----- THE DATA
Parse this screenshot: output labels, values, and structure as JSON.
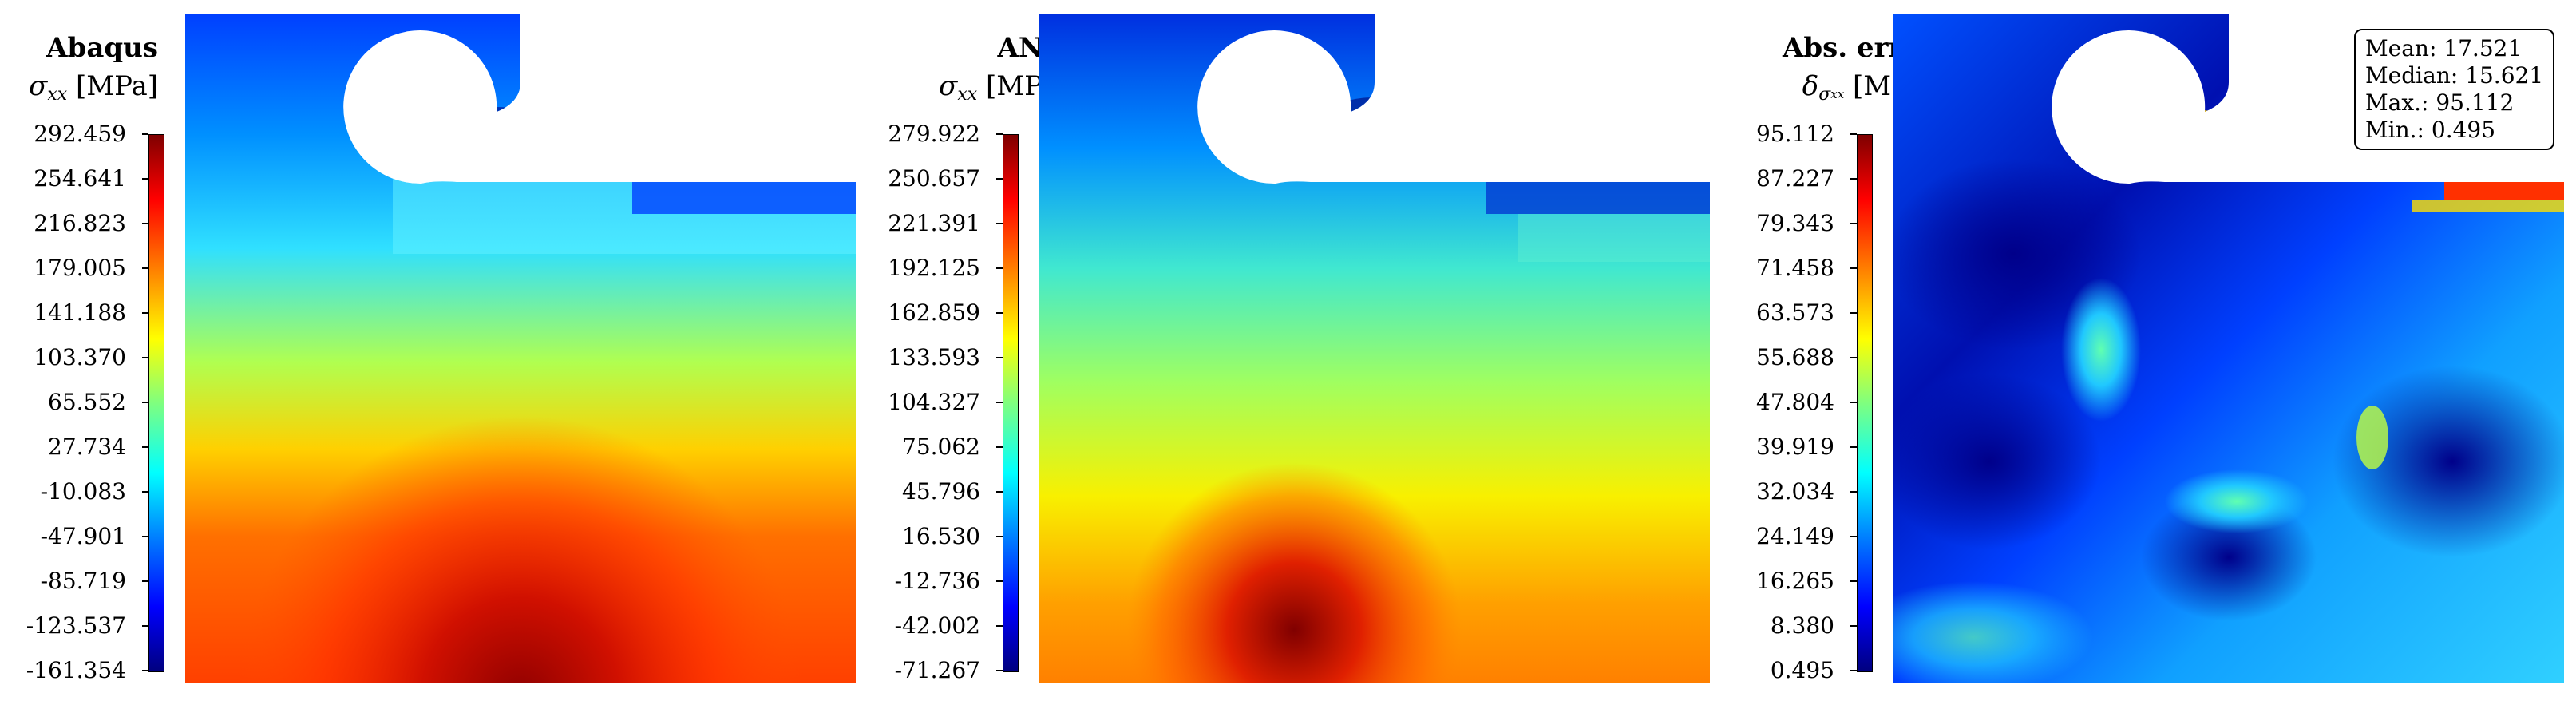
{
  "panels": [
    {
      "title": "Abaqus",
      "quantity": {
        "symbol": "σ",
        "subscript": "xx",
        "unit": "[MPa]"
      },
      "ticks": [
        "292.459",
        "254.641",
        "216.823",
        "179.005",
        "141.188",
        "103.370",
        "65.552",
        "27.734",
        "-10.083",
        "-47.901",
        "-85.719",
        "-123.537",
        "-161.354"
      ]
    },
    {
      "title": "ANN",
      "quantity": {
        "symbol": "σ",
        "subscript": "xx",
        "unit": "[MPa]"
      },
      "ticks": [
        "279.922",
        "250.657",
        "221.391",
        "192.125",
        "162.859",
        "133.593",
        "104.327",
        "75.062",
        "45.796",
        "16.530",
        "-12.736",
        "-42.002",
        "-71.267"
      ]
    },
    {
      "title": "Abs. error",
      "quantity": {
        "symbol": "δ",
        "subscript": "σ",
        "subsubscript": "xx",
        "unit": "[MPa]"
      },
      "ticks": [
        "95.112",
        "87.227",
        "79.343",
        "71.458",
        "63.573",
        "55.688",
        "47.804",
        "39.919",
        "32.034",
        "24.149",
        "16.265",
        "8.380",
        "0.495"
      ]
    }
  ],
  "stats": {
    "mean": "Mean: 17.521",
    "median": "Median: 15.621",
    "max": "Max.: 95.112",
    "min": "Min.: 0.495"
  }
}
----------
• TASK GOAL
Find each line holding "title". Copy it out.

• COMPLETED TASK
      "title": "Abaqus",
      "title": "ANN",
      "title": "Abs. error",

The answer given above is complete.